Material -
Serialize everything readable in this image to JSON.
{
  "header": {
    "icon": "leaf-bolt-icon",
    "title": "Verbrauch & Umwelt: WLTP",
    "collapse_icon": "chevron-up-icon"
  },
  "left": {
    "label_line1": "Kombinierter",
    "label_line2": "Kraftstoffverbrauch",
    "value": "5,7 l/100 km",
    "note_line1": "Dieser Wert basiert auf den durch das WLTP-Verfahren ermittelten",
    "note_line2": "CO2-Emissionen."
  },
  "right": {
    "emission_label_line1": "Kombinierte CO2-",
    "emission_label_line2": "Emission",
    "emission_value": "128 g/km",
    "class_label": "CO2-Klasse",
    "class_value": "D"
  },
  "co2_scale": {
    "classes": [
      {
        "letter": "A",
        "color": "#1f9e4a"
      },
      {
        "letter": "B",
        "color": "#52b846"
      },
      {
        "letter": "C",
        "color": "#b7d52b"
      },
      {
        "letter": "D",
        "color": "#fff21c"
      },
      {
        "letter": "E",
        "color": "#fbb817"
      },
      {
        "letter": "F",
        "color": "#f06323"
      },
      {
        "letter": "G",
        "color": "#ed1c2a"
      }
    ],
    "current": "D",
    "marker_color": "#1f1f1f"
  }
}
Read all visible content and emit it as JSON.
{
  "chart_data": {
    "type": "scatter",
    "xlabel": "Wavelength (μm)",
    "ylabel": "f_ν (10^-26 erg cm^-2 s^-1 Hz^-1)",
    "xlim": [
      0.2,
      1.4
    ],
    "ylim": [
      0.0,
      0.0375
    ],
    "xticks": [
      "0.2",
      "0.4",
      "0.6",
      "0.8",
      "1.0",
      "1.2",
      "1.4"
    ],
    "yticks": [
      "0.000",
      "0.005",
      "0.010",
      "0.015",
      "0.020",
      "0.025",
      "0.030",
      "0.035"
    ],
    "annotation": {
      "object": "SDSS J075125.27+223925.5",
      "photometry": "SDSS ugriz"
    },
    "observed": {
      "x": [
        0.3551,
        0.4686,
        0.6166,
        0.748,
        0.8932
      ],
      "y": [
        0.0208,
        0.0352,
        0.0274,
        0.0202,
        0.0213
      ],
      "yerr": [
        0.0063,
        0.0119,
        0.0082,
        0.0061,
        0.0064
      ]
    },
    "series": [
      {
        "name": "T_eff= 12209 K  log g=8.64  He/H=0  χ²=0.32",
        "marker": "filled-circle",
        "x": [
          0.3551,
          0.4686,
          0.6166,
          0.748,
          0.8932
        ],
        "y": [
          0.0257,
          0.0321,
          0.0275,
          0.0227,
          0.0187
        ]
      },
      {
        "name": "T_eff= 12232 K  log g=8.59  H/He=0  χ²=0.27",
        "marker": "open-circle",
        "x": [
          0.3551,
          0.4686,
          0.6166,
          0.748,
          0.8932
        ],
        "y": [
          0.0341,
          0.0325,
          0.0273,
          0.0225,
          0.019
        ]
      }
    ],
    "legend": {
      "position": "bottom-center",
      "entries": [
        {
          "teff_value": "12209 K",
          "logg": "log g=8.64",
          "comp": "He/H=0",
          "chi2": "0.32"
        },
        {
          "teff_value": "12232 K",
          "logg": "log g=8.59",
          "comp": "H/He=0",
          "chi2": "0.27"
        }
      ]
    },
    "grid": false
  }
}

What you should do -
Copy all of the data. Keep every word exactly as it is.

Task answer -
Serialize everything readable in this image to JSON.
{
  "header": {
    "icon": "leaf-bolt-icon",
    "title": "Verbrauch & Umwelt: WLTP",
    "collapse_icon": "chevron-up-icon"
  },
  "left": {
    "label_line1": "Kombinierter",
    "label_line2": "Kraftstoffverbrauch",
    "value": "5,7 l/100 km",
    "note_line1": "Dieser Wert basiert auf den durch das WLTP-Verfahren ermittelten",
    "note_line2": "CO2-Emissionen."
  },
  "right": {
    "emission_label_line1": "Kombinierte CO2-",
    "emission_label_line2": "Emission",
    "emission_value": "128 g/km",
    "class_label": "CO2-Klasse",
    "class_value": "D"
  },
  "co2_scale": {
    "classes": [
      {
        "letter": "A",
        "color": "#1f9e4a"
      },
      {
        "letter": "B",
        "color": "#52b846"
      },
      {
        "letter": "C",
        "color": "#b7d52b"
      },
      {
        "letter": "D",
        "color": "#fff21c"
      },
      {
        "letter": "E",
        "color": "#fbb817"
      },
      {
        "letter": "F",
        "color": "#f06323"
      },
      {
        "letter": "G",
        "color": "#ed1c2a"
      }
    ],
    "current": "D",
    "marker_color": "#1f1f1f"
  }
}
Read all visible content and emit it as JSON.
{
  "chart_data": {
    "type": "scatter",
    "xlabel": "Wavelength (μm)",
    "ylabel": "f_ν (10^-26 erg cm^-2 s^-1 Hz^-1)",
    "xlim": [
      0.2,
      1.4
    ],
    "ylim": [
      0.0,
      0.0375
    ],
    "xticks": [
      "0.2",
      "0.4",
      "0.6",
      "0.8",
      "1.0",
      "1.2",
      "1.4"
    ],
    "yticks": [
      "0.000",
      "0.005",
      "0.010",
      "0.015",
      "0.020",
      "0.025",
      "0.030",
      "0.035"
    ],
    "annotation": {
      "object": "SDSS J075125.27+223925.5",
      "photometry": "SDSS ugriz"
    },
    "observed": {
      "x": [
        0.3551,
        0.4686,
        0.6166,
        0.748,
        0.8932
      ],
      "y": [
        0.0208,
        0.0352,
        0.0274,
        0.0202,
        0.0213
      ],
      "yerr": [
        0.0063,
        0.0119,
        0.0082,
        0.0061,
        0.0064
      ]
    },
    "series": [
      {
        "name": "T_eff= 12209 K  log g=8.64  He/H=0  χ²=0.32",
        "marker": "filled-circle",
        "x": [
          0.3551,
          0.4686,
          0.6166,
          0.748,
          0.8932
        ],
        "y": [
          0.0257,
          0.0321,
          0.0275,
          0.0227,
          0.0187
        ]
      },
      {
        "name": "T_eff= 12232 K  log g=8.59  H/He=0  χ²=0.27",
        "marker": "open-circle",
        "x": [
          0.3551,
          0.4686,
          0.6166,
          0.748,
          0.8932
        ],
        "y": [
          0.0341,
          0.0325,
          0.0273,
          0.0225,
          0.019
        ]
      }
    ],
    "legend": {
      "position": "bottom-center",
      "entries": [
        {
          "teff_value": "12209 K",
          "logg": "log g=8.64",
          "comp": "He/H=0",
          "chi2": "0.32"
        },
        {
          "teff_value": "12232 K",
          "logg": "log g=8.59",
          "comp": "H/He=0",
          "chi2": "0.27"
        }
      ]
    },
    "grid": false
  }
}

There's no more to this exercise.